WHAT NEEDS TO BE DONE
Print all of the data exactly.

DATA SUPPLIED
__________________________________________________

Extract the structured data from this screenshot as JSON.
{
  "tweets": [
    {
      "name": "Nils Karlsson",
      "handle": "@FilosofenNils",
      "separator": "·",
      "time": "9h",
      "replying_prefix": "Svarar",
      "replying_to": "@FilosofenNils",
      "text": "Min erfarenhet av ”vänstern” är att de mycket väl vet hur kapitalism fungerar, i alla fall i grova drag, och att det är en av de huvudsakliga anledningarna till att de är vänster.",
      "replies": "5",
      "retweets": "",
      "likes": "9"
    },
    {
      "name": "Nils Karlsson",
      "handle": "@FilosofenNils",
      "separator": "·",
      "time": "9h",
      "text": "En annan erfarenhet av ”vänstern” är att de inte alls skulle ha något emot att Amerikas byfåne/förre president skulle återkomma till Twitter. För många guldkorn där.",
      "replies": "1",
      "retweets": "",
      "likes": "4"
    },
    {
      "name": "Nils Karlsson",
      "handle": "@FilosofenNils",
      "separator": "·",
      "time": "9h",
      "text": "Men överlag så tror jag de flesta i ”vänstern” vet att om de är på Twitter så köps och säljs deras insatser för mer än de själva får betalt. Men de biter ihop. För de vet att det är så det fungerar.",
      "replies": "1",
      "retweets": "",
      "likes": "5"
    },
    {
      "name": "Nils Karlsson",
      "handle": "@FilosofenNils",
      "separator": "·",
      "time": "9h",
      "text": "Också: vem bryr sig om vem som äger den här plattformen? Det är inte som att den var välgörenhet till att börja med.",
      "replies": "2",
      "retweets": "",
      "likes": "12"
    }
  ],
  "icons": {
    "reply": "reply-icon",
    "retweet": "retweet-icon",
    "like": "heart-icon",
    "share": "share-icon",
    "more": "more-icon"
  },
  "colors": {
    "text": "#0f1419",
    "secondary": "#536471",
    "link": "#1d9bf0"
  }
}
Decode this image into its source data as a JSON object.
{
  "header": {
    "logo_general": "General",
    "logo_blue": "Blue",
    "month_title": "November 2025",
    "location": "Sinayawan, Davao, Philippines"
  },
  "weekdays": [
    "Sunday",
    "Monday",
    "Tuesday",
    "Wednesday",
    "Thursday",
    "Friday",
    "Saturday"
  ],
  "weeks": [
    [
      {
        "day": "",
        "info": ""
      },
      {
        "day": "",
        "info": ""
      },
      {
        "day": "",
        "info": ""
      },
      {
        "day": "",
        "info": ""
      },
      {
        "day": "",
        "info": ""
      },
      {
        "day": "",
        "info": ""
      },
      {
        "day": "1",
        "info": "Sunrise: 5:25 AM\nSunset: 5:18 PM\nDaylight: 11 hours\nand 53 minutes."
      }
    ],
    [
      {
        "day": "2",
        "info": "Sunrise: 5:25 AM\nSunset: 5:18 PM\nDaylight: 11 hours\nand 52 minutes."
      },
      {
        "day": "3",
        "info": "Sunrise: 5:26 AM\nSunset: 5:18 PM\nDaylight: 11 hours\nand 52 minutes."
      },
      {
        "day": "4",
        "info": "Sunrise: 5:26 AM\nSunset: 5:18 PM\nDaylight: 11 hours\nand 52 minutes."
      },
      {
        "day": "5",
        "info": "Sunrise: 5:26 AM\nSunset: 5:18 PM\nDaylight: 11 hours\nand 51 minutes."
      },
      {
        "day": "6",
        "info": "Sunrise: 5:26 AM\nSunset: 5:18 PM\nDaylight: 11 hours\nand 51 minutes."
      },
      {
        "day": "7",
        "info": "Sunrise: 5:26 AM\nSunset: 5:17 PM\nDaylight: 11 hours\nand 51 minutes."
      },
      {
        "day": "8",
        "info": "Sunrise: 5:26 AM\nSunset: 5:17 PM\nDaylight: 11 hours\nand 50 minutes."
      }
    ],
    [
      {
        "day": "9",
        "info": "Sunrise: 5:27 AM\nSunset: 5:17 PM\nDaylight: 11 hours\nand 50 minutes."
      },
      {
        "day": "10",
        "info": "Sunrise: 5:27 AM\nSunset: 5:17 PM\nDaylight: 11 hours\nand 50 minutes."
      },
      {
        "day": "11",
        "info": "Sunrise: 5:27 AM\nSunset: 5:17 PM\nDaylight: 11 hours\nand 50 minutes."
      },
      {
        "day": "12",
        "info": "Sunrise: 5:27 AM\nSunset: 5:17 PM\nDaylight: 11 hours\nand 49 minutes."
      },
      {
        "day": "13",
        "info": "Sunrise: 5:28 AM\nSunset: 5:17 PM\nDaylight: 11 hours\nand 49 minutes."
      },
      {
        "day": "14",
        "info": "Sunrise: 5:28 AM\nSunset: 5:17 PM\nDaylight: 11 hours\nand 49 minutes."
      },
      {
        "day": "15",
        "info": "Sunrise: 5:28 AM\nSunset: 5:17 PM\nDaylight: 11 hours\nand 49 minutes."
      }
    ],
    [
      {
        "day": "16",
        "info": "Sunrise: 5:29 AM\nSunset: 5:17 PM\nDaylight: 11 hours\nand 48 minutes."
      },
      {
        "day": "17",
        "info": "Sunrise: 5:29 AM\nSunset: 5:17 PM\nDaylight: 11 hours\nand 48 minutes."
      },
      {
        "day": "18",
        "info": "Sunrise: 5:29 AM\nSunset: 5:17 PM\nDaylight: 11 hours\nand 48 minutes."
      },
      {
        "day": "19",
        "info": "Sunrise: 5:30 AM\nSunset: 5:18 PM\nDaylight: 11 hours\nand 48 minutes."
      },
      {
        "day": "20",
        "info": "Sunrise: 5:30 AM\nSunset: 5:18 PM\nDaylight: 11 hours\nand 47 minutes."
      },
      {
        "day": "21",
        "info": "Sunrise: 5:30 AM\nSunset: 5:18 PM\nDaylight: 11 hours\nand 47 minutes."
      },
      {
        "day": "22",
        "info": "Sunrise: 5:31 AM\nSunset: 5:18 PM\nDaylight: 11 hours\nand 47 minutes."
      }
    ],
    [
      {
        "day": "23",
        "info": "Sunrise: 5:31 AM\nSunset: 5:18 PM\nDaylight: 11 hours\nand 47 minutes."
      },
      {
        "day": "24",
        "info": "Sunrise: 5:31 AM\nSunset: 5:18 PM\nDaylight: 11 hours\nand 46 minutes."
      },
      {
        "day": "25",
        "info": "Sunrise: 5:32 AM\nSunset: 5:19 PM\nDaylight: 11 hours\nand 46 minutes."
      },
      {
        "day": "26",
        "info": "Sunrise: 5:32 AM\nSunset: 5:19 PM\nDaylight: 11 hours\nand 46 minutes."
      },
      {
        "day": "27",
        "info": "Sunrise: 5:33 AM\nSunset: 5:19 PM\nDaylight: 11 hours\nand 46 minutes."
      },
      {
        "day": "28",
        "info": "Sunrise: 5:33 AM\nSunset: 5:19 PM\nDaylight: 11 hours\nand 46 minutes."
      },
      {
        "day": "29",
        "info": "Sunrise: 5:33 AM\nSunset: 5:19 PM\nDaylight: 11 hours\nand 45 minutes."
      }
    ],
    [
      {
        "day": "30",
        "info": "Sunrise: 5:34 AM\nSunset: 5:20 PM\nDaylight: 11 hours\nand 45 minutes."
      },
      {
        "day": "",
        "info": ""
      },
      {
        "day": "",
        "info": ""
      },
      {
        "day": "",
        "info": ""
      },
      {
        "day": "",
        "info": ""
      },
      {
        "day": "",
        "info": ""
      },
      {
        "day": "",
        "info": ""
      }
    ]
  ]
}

__________________________________________________

FULL ANSWER
Extract the structured data from this screenshot as JSON.
{
  "tweets": [
    {
      "name": "Nils Karlsson",
      "handle": "@FilosofenNils",
      "separator": "·",
      "time": "9h",
      "replying_prefix": "Svarar",
      "replying_to": "@FilosofenNils",
      "text": "Min erfarenhet av ”vänstern” är att de mycket väl vet hur kapitalism fungerar, i alla fall i grova drag, och att det är en av de huvudsakliga anledningarna till att de är vänster.",
      "replies": "5",
      "retweets": "",
      "likes": "9"
    },
    {
      "name": "Nils Karlsson",
      "handle": "@FilosofenNils",
      "separator": "·",
      "time": "9h",
      "text": "En annan erfarenhet av ”vänstern” är att de inte alls skulle ha något emot att Amerikas byfåne/förre president skulle återkomma till Twitter. För många guldkorn där.",
      "replies": "1",
      "retweets": "",
      "likes": "4"
    },
    {
      "name": "Nils Karlsson",
      "handle": "@FilosofenNils",
      "separator": "·",
      "time": "9h",
      "text": "Men överlag så tror jag de flesta i ”vänstern” vet att om de är på Twitter så köps och säljs deras insatser för mer än de själva får betalt. Men de biter ihop. För de vet att det är så det fungerar.",
      "replies": "1",
      "retweets": "",
      "likes": "5"
    },
    {
      "name": "Nils Karlsson",
      "handle": "@FilosofenNils",
      "separator": "·",
      "time": "9h",
      "text": "Också: vem bryr sig om vem som äger den här plattformen? Det är inte som att den var välgörenhet till att börja med.",
      "replies": "2",
      "retweets": "",
      "likes": "12"
    }
  ],
  "icons": {
    "reply": "reply-icon",
    "retweet": "retweet-icon",
    "like": "heart-icon",
    "share": "share-icon",
    "more": "more-icon"
  },
  "colors": {
    "text": "#0f1419",
    "secondary": "#536471",
    "link": "#1d9bf0"
  }
}
Decode this image into its source data as a JSON object.
{
  "header": {
    "logo_general": "General",
    "logo_blue": "Blue",
    "month_title": "November 2025",
    "location": "Sinayawan, Davao, Philippines"
  },
  "weekdays": [
    "Sunday",
    "Monday",
    "Tuesday",
    "Wednesday",
    "Thursday",
    "Friday",
    "Saturday"
  ],
  "weeks": [
    [
      {
        "day": "",
        "info": ""
      },
      {
        "day": "",
        "info": ""
      },
      {
        "day": "",
        "info": ""
      },
      {
        "day": "",
        "info": ""
      },
      {
        "day": "",
        "info": ""
      },
      {
        "day": "",
        "info": ""
      },
      {
        "day": "1",
        "info": "Sunrise: 5:25 AM\nSunset: 5:18 PM\nDaylight: 11 hours\nand 53 minutes."
      }
    ],
    [
      {
        "day": "2",
        "info": "Sunrise: 5:25 AM\nSunset: 5:18 PM\nDaylight: 11 hours\nand 52 minutes."
      },
      {
        "day": "3",
        "info": "Sunrise: 5:26 AM\nSunset: 5:18 PM\nDaylight: 11 hours\nand 52 minutes."
      },
      {
        "day": "4",
        "info": "Sunrise: 5:26 AM\nSunset: 5:18 PM\nDaylight: 11 hours\nand 52 minutes."
      },
      {
        "day": "5",
        "info": "Sunrise: 5:26 AM\nSunset: 5:18 PM\nDaylight: 11 hours\nand 51 minutes."
      },
      {
        "day": "6",
        "info": "Sunrise: 5:26 AM\nSunset: 5:18 PM\nDaylight: 11 hours\nand 51 minutes."
      },
      {
        "day": "7",
        "info": "Sunrise: 5:26 AM\nSunset: 5:17 PM\nDaylight: 11 hours\nand 51 minutes."
      },
      {
        "day": "8",
        "info": "Sunrise: 5:26 AM\nSunset: 5:17 PM\nDaylight: 11 hours\nand 50 minutes."
      }
    ],
    [
      {
        "day": "9",
        "info": "Sunrise: 5:27 AM\nSunset: 5:17 PM\nDaylight: 11 hours\nand 50 minutes."
      },
      {
        "day": "10",
        "info": "Sunrise: 5:27 AM\nSunset: 5:17 PM\nDaylight: 11 hours\nand 50 minutes."
      },
      {
        "day": "11",
        "info": "Sunrise: 5:27 AM\nSunset: 5:17 PM\nDaylight: 11 hours\nand 50 minutes."
      },
      {
        "day": "12",
        "info": "Sunrise: 5:27 AM\nSunset: 5:17 PM\nDaylight: 11 hours\nand 49 minutes."
      },
      {
        "day": "13",
        "info": "Sunrise: 5:28 AM\nSunset: 5:17 PM\nDaylight: 11 hours\nand 49 minutes."
      },
      {
        "day": "14",
        "info": "Sunrise: 5:28 AM\nSunset: 5:17 PM\nDaylight: 11 hours\nand 49 minutes."
      },
      {
        "day": "15",
        "info": "Sunrise: 5:28 AM\nSunset: 5:17 PM\nDaylight: 11 hours\nand 49 minutes."
      }
    ],
    [
      {
        "day": "16",
        "info": "Sunrise: 5:29 AM\nSunset: 5:17 PM\nDaylight: 11 hours\nand 48 minutes."
      },
      {
        "day": "17",
        "info": "Sunrise: 5:29 AM\nSunset: 5:17 PM\nDaylight: 11 hours\nand 48 minutes."
      },
      {
        "day": "18",
        "info": "Sunrise: 5:29 AM\nSunset: 5:17 PM\nDaylight: 11 hours\nand 48 minutes."
      },
      {
        "day": "19",
        "info": "Sunrise: 5:30 AM\nSunset: 5:18 PM\nDaylight: 11 hours\nand 48 minutes."
      },
      {
        "day": "20",
        "info": "Sunrise: 5:30 AM\nSunset: 5:18 PM\nDaylight: 11 hours\nand 47 minutes."
      },
      {
        "day": "21",
        "info": "Sunrise: 5:30 AM\nSunset: 5:18 PM\nDaylight: 11 hours\nand 47 minutes."
      },
      {
        "day": "22",
        "info": "Sunrise: 5:31 AM\nSunset: 5:18 PM\nDaylight: 11 hours\nand 47 minutes."
      }
    ],
    [
      {
        "day": "23",
        "info": "Sunrise: 5:31 AM\nSunset: 5:18 PM\nDaylight: 11 hours\nand 47 minutes."
      },
      {
        "day": "24",
        "info": "Sunrise: 5:31 AM\nSunset: 5:18 PM\nDaylight: 11 hours\nand 46 minutes."
      },
      {
        "day": "25",
        "info": "Sunrise: 5:32 AM\nSunset: 5:19 PM\nDaylight: 11 hours\nand 46 minutes."
      },
      {
        "day": "26",
        "info": "Sunrise: 5:32 AM\nSunset: 5:19 PM\nDaylight: 11 hours\nand 46 minutes."
      },
      {
        "day": "27",
        "info": "Sunrise: 5:33 AM\nSunset: 5:19 PM\nDaylight: 11 hours\nand 46 minutes."
      },
      {
        "day": "28",
        "info": "Sunrise: 5:33 AM\nSunset: 5:19 PM\nDaylight: 11 hours\nand 46 minutes."
      },
      {
        "day": "29",
        "info": "Sunrise: 5:33 AM\nSunset: 5:19 PM\nDaylight: 11 hours\nand 45 minutes."
      }
    ],
    [
      {
        "day": "30",
        "info": "Sunrise: 5:34 AM\nSunset: 5:20 PM\nDaylight: 11 hours\nand 45 minutes."
      },
      {
        "day": "",
        "info": ""
      },
      {
        "day": "",
        "info": ""
      },
      {
        "day": "",
        "info": ""
      },
      {
        "day": "",
        "info": ""
      },
      {
        "day": "",
        "info": ""
      },
      {
        "day": "",
        "info": ""
      }
    ]
  ]
}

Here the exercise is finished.